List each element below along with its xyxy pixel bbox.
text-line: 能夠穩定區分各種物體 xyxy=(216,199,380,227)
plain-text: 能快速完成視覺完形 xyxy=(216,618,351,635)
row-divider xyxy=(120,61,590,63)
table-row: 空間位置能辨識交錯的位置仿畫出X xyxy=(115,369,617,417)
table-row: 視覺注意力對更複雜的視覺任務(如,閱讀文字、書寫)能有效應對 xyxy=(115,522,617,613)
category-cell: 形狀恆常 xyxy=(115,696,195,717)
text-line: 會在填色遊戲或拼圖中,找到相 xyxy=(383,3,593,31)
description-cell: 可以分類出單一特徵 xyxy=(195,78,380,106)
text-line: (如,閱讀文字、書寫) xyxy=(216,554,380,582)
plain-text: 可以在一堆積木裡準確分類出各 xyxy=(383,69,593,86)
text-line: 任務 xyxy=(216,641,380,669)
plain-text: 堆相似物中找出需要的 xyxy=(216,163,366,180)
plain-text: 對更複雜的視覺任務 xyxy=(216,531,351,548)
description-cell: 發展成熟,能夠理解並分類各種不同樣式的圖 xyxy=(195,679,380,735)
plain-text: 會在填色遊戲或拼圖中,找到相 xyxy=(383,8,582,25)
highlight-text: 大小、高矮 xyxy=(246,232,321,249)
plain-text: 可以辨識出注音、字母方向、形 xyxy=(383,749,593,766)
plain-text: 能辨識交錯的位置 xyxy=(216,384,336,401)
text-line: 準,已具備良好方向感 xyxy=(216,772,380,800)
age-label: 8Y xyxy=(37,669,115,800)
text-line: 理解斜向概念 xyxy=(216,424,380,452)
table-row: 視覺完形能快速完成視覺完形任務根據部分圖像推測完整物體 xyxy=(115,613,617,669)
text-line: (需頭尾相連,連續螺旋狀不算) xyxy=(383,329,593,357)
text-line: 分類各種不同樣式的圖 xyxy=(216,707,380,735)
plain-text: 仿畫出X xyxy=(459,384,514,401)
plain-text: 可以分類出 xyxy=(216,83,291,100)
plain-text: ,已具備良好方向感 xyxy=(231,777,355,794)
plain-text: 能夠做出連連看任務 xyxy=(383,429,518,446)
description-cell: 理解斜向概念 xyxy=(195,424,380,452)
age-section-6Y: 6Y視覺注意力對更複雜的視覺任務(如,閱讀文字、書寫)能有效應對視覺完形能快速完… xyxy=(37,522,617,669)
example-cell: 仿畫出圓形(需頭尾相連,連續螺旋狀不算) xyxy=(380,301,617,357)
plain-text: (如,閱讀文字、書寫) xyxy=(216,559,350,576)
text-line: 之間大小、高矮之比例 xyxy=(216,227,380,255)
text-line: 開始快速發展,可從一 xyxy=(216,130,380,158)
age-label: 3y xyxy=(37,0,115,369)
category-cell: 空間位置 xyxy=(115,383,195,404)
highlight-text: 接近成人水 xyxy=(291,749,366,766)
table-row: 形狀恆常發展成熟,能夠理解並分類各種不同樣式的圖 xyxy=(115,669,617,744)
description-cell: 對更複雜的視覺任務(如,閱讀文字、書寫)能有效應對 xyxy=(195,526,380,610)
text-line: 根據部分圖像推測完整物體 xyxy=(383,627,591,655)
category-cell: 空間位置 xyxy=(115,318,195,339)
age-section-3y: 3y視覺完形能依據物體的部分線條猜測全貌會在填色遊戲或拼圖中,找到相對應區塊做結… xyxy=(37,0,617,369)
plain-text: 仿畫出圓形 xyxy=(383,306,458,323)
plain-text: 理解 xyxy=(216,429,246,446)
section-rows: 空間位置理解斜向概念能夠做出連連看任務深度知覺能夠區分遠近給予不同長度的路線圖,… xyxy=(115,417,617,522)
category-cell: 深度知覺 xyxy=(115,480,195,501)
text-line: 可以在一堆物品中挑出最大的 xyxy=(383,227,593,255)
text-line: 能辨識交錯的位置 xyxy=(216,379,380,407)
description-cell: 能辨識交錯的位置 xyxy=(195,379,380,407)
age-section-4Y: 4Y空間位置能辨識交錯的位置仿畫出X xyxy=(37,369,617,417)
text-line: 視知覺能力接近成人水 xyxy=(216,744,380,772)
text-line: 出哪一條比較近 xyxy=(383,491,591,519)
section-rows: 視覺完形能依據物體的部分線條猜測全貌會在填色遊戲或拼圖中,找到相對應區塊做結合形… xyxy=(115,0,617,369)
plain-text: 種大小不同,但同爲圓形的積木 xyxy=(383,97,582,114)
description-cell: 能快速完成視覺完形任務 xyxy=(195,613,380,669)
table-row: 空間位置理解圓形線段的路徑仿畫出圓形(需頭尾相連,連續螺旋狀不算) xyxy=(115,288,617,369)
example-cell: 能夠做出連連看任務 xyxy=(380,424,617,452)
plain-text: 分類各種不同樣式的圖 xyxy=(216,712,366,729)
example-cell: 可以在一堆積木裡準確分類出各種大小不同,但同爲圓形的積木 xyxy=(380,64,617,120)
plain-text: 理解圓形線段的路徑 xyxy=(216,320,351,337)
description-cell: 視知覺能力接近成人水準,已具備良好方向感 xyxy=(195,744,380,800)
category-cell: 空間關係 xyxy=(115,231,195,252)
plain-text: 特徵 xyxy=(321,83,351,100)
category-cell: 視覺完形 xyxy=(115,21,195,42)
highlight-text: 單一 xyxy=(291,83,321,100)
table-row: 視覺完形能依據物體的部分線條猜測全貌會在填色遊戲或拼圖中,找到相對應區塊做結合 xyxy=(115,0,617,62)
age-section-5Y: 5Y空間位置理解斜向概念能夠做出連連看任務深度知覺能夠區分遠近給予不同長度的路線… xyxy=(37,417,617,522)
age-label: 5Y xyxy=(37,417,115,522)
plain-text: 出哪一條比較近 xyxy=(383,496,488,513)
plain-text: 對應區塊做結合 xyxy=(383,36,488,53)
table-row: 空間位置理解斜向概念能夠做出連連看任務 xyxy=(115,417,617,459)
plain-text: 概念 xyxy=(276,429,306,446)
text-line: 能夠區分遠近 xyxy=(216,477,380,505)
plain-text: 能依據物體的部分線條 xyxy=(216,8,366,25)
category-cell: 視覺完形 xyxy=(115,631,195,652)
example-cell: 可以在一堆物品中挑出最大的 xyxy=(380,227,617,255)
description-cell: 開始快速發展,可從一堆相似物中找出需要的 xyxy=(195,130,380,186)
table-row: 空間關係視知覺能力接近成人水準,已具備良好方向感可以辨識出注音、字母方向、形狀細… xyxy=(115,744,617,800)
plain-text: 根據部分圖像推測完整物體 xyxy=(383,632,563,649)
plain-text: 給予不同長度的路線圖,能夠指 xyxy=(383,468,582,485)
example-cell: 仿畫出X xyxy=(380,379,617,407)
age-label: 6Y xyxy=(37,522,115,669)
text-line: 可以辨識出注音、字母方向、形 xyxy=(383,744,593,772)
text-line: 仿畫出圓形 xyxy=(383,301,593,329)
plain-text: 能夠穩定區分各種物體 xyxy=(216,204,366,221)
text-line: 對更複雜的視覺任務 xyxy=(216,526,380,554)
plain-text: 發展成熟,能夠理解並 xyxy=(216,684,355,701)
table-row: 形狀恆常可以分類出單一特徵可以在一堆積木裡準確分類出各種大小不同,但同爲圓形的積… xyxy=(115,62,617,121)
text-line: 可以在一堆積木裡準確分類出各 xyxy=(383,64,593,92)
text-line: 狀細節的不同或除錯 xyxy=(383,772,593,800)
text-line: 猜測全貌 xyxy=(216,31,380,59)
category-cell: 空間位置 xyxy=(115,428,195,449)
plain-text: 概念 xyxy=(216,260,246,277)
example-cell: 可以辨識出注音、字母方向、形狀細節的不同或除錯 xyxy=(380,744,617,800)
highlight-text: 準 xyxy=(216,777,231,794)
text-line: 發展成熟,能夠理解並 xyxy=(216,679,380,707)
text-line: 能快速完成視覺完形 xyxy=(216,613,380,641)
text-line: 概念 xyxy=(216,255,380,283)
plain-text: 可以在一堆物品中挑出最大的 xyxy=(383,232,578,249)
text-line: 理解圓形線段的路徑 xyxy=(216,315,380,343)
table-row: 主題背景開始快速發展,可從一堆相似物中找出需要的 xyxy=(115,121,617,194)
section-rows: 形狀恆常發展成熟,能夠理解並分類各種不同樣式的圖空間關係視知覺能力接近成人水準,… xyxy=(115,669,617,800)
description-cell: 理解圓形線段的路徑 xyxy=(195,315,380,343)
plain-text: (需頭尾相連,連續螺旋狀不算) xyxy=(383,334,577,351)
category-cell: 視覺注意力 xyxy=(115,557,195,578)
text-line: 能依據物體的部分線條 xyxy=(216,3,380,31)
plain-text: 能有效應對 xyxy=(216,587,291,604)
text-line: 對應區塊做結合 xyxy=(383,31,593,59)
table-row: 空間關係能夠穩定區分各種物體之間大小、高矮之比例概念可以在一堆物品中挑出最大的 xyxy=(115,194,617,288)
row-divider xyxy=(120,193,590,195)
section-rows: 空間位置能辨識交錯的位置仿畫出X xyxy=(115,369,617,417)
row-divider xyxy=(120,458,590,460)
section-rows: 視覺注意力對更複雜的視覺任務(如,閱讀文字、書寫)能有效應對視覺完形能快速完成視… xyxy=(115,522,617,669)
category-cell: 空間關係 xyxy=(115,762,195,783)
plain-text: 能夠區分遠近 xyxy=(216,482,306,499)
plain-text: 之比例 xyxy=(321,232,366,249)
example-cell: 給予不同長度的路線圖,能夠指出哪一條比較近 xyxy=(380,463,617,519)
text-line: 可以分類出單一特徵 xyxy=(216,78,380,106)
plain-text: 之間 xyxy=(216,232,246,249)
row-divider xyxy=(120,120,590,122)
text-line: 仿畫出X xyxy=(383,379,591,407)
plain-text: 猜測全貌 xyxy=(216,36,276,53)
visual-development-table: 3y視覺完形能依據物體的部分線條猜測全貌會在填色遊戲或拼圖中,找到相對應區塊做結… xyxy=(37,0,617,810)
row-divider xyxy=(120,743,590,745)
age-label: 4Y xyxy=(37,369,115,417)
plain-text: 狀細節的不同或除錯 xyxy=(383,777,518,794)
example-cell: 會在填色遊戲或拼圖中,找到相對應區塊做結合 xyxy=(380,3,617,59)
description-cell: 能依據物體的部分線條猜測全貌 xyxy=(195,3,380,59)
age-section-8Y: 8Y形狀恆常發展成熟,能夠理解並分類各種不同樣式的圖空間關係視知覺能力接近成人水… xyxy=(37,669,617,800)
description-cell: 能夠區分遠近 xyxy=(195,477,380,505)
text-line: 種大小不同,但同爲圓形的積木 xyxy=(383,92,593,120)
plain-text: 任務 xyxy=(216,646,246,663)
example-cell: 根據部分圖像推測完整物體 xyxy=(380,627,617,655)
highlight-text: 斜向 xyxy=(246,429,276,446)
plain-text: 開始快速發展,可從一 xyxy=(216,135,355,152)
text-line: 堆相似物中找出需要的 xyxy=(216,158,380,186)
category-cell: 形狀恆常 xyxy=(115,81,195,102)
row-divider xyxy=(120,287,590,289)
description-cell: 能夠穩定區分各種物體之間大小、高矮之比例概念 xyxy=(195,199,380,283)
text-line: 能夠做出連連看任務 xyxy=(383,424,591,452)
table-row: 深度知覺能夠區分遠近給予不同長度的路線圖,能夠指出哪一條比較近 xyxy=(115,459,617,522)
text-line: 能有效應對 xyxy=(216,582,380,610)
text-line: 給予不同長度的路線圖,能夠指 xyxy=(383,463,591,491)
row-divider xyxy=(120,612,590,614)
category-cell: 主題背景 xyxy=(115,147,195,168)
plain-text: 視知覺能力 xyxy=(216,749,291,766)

Aim:
Set down the rows above without any change, starting at the first row and ending at the row that contains "category-cell: 空間位置 xyxy=(115,318,195,339)", with both of these rows included.

Finished exercise:
List each element below along with its xyxy pixel bbox.
text-line: 能夠穩定區分各種物體 xyxy=(216,199,380,227)
plain-text: 能快速完成視覺完形 xyxy=(216,618,351,635)
row-divider xyxy=(120,61,590,63)
table-row: 空間位置能辨識交錯的位置仿畫出X xyxy=(115,369,617,417)
table-row: 視覺注意力對更複雜的視覺任務(如,閱讀文字、書寫)能有效應對 xyxy=(115,522,617,613)
category-cell: 形狀恆常 xyxy=(115,696,195,717)
text-line: 會在填色遊戲或拼圖中,找到相 xyxy=(383,3,593,31)
description-cell: 可以分類出單一特徵 xyxy=(195,78,380,106)
text-line: (如,閱讀文字、書寫) xyxy=(216,554,380,582)
plain-text: 可以在一堆積木裡準確分類出各 xyxy=(383,69,593,86)
text-line: 任務 xyxy=(216,641,380,669)
plain-text: 堆相似物中找出需要的 xyxy=(216,163,366,180)
plain-text: 對更複雜的視覺任務 xyxy=(216,531,351,548)
description-cell: 發展成熟,能夠理解並分類各種不同樣式的圖 xyxy=(195,679,380,735)
plain-text: 會在填色遊戲或拼圖中,找到相 xyxy=(383,8,582,25)
highlight-text: 大小、高矮 xyxy=(246,232,321,249)
plain-text: 可以辨識出注音、字母方向、形 xyxy=(383,749,593,766)
plain-text: 能辨識交錯的位置 xyxy=(216,384,336,401)
text-line: 準,已具備良好方向感 xyxy=(216,772,380,800)
age-label: 8Y xyxy=(37,669,115,800)
text-line: 理解斜向概念 xyxy=(216,424,380,452)
table-row: 視覺完形能快速完成視覺完形任務根據部分圖像推測完整物體 xyxy=(115,613,617,669)
text-line: (需頭尾相連,連續螺旋狀不算) xyxy=(383,329,593,357)
text-line: 分類各種不同樣式的圖 xyxy=(216,707,380,735)
plain-text: 仿畫出X xyxy=(459,384,514,401)
plain-text: 可以分類出 xyxy=(216,83,291,100)
plain-text: ,已具備良好方向感 xyxy=(231,777,355,794)
plain-text: 能夠做出連連看任務 xyxy=(383,429,518,446)
description-cell: 理解斜向概念 xyxy=(195,424,380,452)
age-section-6Y: 6Y視覺注意力對更複雜的視覺任務(如,閱讀文字、書寫)能有效應對視覺完形能快速完… xyxy=(37,522,617,669)
example-cell: 仿畫出圓形(需頭尾相連,連續螺旋狀不算) xyxy=(380,301,617,357)
plain-text: (如,閱讀文字、書寫) xyxy=(216,559,350,576)
text-line: 之間大小、高矮之比例 xyxy=(216,227,380,255)
text-line: 開始快速發展,可從一 xyxy=(216,130,380,158)
age-label: 3y xyxy=(37,0,115,369)
category-cell: 空間位置 xyxy=(115,383,195,404)
highlight-text: 接近成人水 xyxy=(291,749,366,766)
table-row: 形狀恆常發展成熟,能夠理解並分類各種不同樣式的圖 xyxy=(115,669,617,744)
description-cell: 對更複雜的視覺任務(如,閱讀文字、書寫)能有效應對 xyxy=(195,526,380,610)
text-line: 根據部分圖像推測完整物體 xyxy=(383,627,591,655)
category-cell: 空間位置 xyxy=(115,318,195,339)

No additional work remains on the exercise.